Dataset listings of figures
-------

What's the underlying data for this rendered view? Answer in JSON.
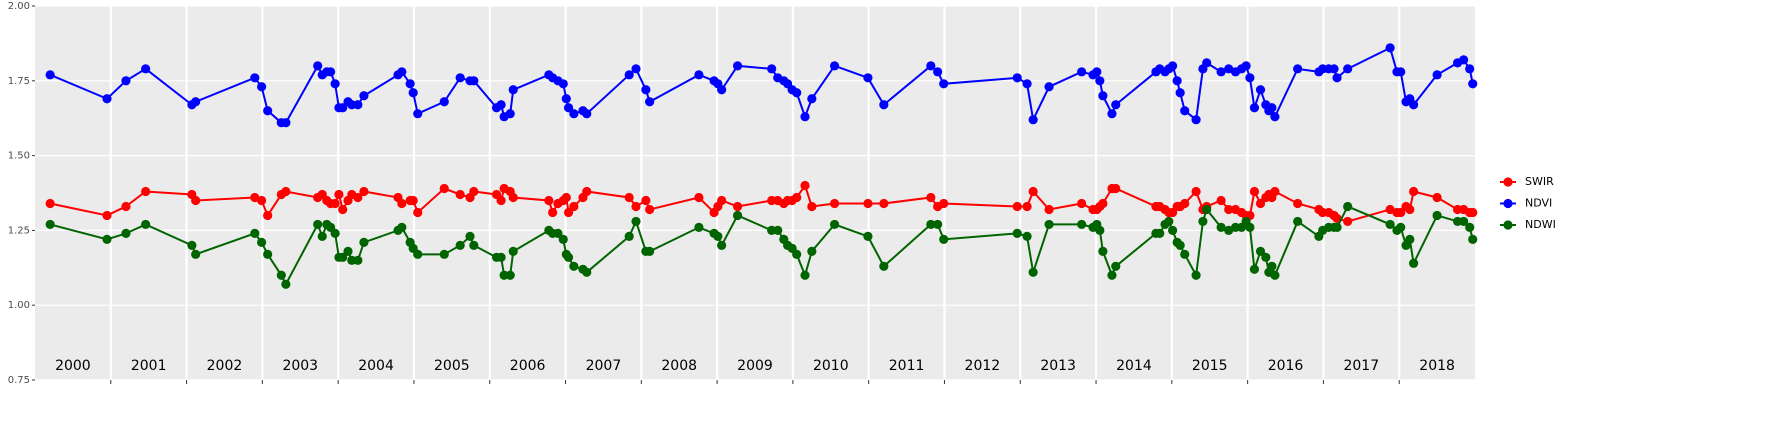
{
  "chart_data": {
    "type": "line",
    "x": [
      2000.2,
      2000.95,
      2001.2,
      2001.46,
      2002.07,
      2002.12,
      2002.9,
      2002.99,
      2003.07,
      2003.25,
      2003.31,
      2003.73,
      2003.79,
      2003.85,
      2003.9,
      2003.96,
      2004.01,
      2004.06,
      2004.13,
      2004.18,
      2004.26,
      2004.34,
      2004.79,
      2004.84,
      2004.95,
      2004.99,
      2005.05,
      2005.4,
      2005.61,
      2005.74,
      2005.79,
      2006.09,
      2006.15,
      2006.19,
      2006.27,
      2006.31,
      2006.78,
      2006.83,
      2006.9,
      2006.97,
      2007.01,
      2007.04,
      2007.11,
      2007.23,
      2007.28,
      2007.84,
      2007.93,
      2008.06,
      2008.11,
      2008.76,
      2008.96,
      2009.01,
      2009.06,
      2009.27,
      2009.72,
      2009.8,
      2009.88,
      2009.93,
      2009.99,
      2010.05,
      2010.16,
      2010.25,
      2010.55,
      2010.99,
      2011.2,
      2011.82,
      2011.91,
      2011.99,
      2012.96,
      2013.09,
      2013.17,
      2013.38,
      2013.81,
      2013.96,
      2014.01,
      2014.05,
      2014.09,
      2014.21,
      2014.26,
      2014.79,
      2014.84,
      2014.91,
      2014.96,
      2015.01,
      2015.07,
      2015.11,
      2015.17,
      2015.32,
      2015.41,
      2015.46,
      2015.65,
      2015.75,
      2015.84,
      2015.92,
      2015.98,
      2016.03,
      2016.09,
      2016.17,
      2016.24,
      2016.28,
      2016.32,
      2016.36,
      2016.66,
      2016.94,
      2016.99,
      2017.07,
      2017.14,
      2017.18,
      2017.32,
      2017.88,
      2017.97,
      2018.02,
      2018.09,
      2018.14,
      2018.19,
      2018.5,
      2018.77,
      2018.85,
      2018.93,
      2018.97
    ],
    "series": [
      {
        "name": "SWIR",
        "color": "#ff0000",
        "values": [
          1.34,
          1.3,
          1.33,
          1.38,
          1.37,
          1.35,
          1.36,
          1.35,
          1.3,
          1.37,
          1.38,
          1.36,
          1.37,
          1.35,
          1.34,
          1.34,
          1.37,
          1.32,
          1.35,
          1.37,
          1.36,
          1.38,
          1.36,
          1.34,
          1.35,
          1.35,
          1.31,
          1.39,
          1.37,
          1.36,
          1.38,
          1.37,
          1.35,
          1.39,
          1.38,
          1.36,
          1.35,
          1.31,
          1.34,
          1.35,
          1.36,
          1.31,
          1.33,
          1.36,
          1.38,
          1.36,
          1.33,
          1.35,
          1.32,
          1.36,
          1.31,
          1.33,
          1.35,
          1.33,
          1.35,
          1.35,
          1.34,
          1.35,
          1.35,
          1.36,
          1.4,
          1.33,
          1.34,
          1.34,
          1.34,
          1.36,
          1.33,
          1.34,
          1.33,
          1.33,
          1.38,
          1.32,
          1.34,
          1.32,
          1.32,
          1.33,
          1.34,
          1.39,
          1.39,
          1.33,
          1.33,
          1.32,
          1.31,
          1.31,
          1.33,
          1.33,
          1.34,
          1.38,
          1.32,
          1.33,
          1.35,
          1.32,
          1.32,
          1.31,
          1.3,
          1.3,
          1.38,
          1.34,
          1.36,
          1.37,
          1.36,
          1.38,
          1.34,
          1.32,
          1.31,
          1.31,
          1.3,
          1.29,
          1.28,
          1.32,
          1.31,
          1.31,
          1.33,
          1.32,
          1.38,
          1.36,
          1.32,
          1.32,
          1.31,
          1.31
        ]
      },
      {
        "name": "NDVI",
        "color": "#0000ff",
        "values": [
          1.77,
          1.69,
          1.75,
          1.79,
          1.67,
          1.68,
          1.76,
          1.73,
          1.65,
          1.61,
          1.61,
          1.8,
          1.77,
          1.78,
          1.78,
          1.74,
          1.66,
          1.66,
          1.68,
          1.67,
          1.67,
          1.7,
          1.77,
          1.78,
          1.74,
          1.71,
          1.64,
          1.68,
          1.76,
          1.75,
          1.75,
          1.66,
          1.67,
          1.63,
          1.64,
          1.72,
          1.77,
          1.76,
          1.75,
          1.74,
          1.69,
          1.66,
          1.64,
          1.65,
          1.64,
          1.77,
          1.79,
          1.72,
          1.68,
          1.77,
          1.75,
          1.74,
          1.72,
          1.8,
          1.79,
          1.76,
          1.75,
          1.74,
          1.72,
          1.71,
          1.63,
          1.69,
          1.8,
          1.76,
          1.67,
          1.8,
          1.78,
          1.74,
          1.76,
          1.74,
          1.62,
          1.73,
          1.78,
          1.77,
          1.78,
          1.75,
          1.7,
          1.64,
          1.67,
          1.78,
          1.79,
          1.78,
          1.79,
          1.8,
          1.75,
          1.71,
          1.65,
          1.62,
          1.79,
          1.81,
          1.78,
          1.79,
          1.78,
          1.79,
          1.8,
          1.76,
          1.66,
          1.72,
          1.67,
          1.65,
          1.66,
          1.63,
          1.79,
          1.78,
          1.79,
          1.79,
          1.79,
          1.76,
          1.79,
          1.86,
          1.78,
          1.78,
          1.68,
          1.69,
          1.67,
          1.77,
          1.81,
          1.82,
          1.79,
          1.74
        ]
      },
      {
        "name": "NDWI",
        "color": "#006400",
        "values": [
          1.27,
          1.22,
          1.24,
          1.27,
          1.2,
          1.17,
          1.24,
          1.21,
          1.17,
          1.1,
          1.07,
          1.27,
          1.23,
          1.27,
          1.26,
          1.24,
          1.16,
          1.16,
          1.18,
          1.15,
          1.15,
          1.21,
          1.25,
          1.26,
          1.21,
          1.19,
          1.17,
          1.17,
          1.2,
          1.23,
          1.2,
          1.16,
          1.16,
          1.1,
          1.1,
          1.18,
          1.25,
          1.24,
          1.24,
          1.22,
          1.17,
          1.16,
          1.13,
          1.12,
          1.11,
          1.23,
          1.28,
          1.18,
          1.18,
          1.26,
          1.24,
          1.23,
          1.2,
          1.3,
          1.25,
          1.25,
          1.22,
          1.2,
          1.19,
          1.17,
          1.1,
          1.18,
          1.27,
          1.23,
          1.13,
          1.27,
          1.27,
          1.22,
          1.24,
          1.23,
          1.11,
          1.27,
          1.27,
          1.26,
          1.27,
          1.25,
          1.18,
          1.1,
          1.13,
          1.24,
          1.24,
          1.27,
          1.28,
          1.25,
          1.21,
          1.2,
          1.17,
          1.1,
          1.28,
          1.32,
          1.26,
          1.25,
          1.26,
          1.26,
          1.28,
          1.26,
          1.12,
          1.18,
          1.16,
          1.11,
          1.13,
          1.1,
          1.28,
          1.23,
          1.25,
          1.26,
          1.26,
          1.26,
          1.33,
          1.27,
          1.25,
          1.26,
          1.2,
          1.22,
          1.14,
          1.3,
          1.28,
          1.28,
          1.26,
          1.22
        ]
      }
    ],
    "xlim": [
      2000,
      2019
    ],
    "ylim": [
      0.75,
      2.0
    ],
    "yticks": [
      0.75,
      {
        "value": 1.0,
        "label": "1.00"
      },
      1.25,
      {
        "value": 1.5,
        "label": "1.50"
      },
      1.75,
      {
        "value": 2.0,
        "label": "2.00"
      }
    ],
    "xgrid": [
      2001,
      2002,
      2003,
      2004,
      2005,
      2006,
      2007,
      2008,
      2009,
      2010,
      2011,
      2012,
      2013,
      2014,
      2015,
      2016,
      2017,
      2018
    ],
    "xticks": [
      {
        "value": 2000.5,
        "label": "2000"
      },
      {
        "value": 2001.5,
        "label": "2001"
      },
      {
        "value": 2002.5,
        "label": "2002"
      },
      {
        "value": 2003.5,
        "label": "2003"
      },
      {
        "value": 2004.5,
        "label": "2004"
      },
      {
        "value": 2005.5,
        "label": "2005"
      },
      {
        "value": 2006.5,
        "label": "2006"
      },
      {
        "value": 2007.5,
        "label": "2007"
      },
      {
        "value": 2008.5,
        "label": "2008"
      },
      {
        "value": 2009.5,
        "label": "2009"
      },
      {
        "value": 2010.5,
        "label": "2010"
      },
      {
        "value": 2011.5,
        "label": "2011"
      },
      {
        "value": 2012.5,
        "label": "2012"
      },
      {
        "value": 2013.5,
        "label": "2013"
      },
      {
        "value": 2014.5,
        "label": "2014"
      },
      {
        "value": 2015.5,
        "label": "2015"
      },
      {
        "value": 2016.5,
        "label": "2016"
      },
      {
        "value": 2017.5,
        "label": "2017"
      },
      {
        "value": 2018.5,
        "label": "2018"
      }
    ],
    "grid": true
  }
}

-------

What needs to be done |
Find how many lines include the string "color" and report that number alone.

Result of the exercise |
3